### WORK TO COMPLETE
Reproduce every entry that follows word for word, but omit the images.

### MATERIAL TO PROCESS
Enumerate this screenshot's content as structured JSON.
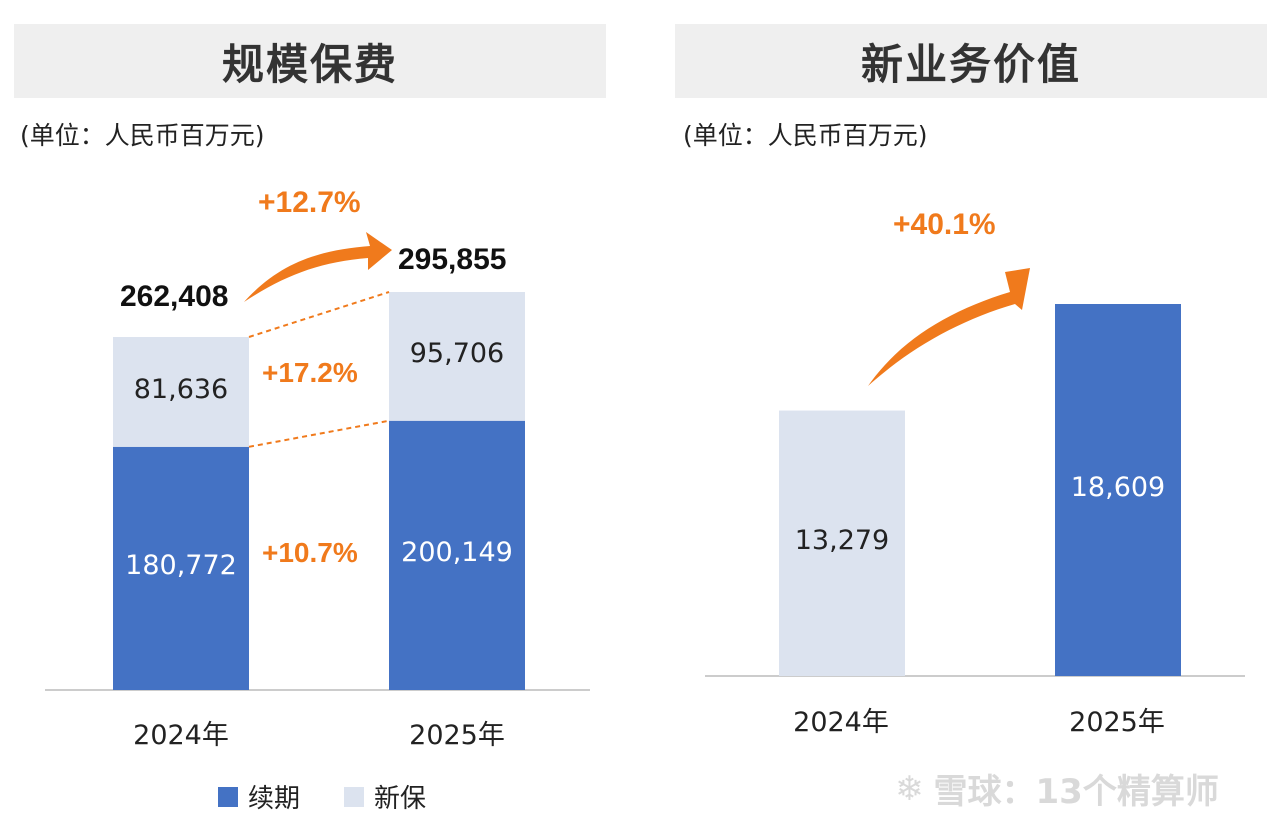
{
  "left_panel": {
    "title": "规模保费",
    "unit": "(单位：人民币百万元)",
    "growth_total": "+12.7%",
    "growth_new": "+17.2%",
    "growth_renewal": "+10.7%"
  },
  "right_panel": {
    "title": "新业务价值",
    "unit": "(单位：人民币百万元)",
    "growth": "+40.1%"
  },
  "legend": {
    "renewal": "续期",
    "new": "新保"
  },
  "watermark": "雪球：13个精算师",
  "colors": {
    "renewal": "#4472c4",
    "new": "#dce3ef",
    "accent": "#f07a1c"
  },
  "chart_data": [
    {
      "type": "bar",
      "stacked": true,
      "title": "规模保费",
      "unit": "人民币百万元",
      "categories": [
        "2024年",
        "2025年"
      ],
      "series": [
        {
          "name": "续期",
          "values": [
            180772,
            200149
          ],
          "labels": [
            "180,772",
            "200,149"
          ]
        },
        {
          "name": "新保",
          "values": [
            81636,
            95706
          ],
          "labels": [
            "81,636",
            "95,706"
          ]
        }
      ],
      "totals": [
        262408,
        295855
      ],
      "total_labels": [
        "262,408",
        "295,855"
      ],
      "annotations": [
        "+12.7%",
        "+17.2%",
        "+10.7%"
      ]
    },
    {
      "type": "bar",
      "title": "新业务价值",
      "unit": "人民币百万元",
      "categories": [
        "2024年",
        "2025年"
      ],
      "values": [
        13279,
        18609
      ],
      "labels": [
        "13,279",
        "18,609"
      ],
      "annotations": [
        "+40.1%"
      ]
    }
  ]
}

### RESULT BELOW
Enumerate this screenshot's content as structured JSON.
{
  "left_panel": {
    "title": "规模保费",
    "unit": "(单位：人民币百万元)",
    "growth_total": "+12.7%",
    "growth_new": "+17.2%",
    "growth_renewal": "+10.7%"
  },
  "right_panel": {
    "title": "新业务价值",
    "unit": "(单位：人民币百万元)",
    "growth": "+40.1%"
  },
  "legend": {
    "renewal": "续期",
    "new": "新保"
  },
  "watermark": "雪球：13个精算师",
  "colors": {
    "renewal": "#4472c4",
    "new": "#dce3ef",
    "accent": "#f07a1c"
  },
  "chart_data": [
    {
      "type": "bar",
      "stacked": true,
      "title": "规模保费",
      "unit": "人民币百万元",
      "categories": [
        "2024年",
        "2025年"
      ],
      "series": [
        {
          "name": "续期",
          "values": [
            180772,
            200149
          ],
          "labels": [
            "180,772",
            "200,149"
          ]
        },
        {
          "name": "新保",
          "values": [
            81636,
            95706
          ],
          "labels": [
            "81,636",
            "95,706"
          ]
        }
      ],
      "totals": [
        262408,
        295855
      ],
      "total_labels": [
        "262,408",
        "295,855"
      ],
      "annotations": [
        "+12.7%",
        "+17.2%",
        "+10.7%"
      ]
    },
    {
      "type": "bar",
      "title": "新业务价值",
      "unit": "人民币百万元",
      "categories": [
        "2024年",
        "2025年"
      ],
      "values": [
        13279,
        18609
      ],
      "labels": [
        "13,279",
        "18,609"
      ],
      "annotations": [
        "+40.1%"
      ]
    }
  ]
}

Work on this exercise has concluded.